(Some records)

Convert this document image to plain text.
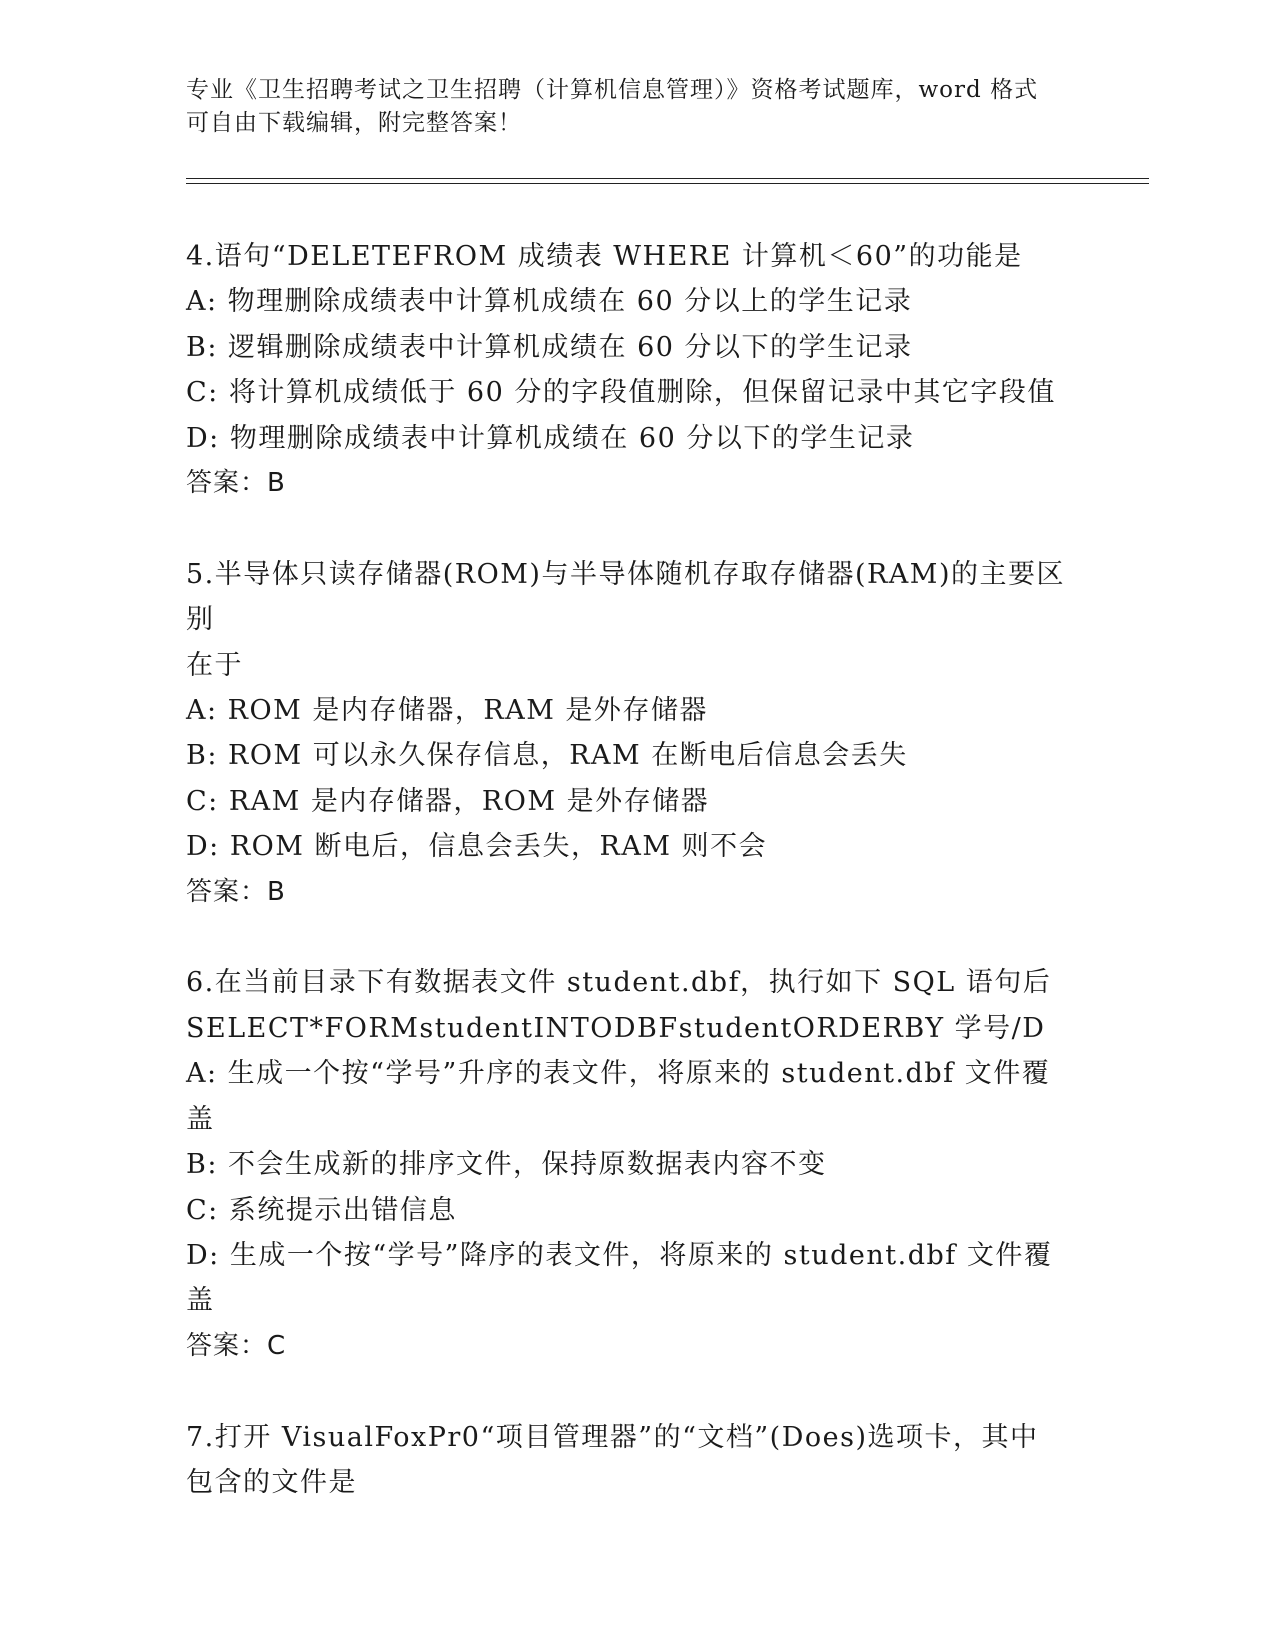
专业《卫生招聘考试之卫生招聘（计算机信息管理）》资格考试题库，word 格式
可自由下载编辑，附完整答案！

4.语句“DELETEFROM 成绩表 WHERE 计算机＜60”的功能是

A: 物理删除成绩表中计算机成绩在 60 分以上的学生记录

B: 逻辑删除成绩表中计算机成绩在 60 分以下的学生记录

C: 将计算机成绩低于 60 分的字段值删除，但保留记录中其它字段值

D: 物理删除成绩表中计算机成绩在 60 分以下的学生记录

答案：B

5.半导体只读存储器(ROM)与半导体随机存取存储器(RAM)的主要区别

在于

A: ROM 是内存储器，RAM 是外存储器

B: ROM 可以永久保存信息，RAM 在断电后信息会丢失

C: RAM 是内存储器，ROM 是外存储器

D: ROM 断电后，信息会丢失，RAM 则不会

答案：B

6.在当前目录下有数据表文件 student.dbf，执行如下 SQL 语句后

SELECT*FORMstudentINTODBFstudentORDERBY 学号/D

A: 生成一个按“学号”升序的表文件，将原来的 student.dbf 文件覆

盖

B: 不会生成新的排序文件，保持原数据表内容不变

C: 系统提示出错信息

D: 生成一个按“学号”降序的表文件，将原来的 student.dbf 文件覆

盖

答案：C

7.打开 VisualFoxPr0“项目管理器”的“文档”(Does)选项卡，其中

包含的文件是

--

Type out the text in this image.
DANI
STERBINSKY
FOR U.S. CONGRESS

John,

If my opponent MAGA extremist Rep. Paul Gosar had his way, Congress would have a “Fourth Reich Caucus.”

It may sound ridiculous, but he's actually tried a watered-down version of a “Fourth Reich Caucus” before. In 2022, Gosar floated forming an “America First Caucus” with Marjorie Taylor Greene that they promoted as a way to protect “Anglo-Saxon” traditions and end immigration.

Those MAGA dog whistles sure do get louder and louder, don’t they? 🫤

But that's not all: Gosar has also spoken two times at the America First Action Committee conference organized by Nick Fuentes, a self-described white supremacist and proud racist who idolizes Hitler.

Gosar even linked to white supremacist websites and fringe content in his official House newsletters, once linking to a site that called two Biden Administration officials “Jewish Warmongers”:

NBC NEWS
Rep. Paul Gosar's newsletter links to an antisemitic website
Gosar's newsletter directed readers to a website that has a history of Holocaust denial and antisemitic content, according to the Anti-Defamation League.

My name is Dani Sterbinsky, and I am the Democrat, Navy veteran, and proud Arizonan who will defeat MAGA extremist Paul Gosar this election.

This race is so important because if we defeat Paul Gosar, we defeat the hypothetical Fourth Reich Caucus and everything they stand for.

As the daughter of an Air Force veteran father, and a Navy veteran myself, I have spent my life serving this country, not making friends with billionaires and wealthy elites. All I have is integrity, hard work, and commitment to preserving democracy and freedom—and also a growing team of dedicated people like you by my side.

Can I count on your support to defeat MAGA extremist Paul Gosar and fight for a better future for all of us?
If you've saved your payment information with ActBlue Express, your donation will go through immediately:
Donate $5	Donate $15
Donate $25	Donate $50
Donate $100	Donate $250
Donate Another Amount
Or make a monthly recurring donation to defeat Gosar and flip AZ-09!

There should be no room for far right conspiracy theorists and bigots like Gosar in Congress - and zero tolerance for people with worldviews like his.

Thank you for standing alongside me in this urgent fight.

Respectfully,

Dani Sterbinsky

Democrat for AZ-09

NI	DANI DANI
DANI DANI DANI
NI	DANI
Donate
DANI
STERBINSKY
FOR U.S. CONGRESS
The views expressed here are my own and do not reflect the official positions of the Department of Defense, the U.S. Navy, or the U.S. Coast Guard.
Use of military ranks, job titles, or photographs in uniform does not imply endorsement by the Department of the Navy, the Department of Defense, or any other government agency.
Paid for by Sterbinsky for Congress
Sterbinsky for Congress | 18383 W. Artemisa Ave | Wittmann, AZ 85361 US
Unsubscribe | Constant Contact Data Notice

...

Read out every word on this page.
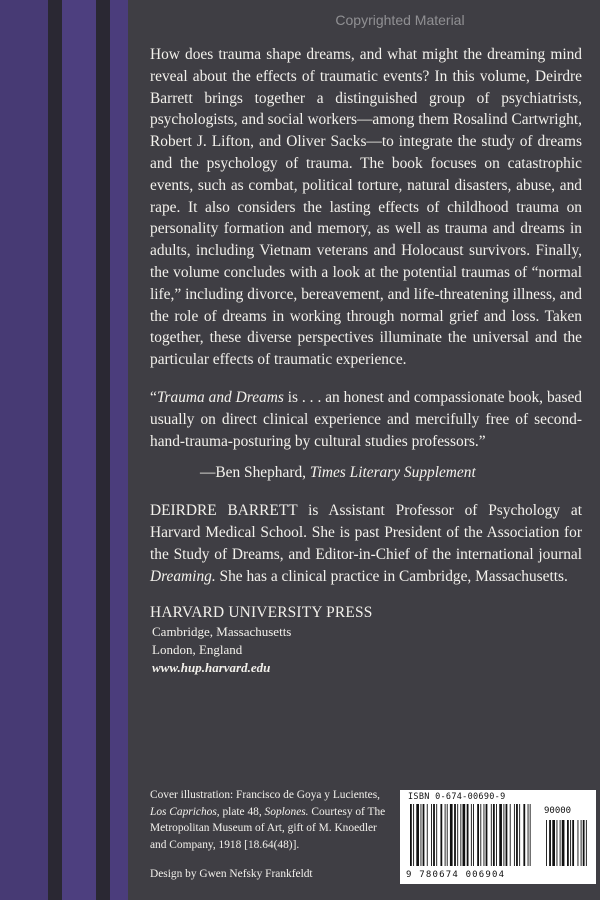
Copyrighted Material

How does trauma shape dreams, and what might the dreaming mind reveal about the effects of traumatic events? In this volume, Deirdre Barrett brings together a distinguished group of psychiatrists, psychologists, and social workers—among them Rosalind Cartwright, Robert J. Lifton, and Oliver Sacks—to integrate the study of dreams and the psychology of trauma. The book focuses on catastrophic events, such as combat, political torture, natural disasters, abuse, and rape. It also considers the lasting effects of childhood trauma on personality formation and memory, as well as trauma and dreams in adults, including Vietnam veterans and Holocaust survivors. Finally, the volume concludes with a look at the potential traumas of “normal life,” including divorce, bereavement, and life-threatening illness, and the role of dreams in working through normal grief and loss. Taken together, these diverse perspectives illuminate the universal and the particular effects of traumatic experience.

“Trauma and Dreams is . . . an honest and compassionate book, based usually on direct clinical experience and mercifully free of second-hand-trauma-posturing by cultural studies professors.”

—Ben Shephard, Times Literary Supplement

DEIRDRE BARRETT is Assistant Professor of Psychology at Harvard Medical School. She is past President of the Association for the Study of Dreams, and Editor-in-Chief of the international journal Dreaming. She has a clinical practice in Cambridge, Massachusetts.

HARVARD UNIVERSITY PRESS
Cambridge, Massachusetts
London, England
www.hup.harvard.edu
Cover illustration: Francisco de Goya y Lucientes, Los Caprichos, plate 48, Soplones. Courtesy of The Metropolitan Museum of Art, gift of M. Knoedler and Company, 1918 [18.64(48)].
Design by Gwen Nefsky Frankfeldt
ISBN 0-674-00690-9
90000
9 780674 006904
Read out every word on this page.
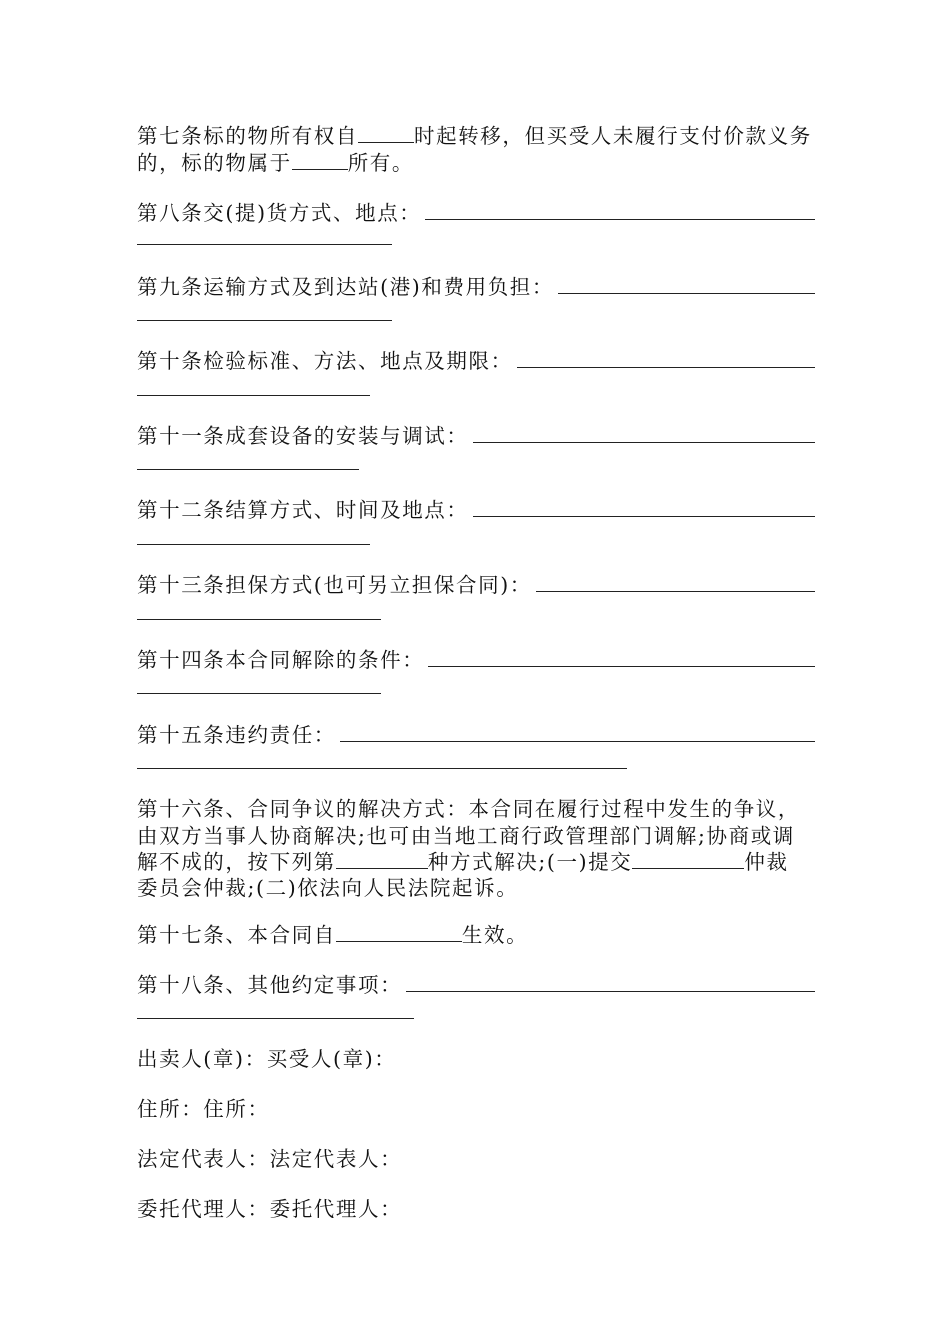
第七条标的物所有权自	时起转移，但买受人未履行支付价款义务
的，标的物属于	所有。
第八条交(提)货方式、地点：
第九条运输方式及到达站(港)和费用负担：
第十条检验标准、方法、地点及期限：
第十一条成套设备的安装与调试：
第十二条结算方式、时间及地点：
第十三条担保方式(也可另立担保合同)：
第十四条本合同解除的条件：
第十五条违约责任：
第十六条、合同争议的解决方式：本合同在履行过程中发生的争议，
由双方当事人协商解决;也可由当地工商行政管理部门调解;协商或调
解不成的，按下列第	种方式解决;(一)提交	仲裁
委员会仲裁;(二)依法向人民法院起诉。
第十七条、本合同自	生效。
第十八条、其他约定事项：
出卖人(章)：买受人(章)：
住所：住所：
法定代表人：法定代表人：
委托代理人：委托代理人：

▸ **Written exercise**
Find the word "分以下的学生记录" in the material, then list each line that holds it.

▸ **Response to this task**
B: 逻辑删除成绩表中计算机成绩在 60 分以下的学生记录
D: 物理删除成绩表中计算机成绩在 60 分以下的学生记录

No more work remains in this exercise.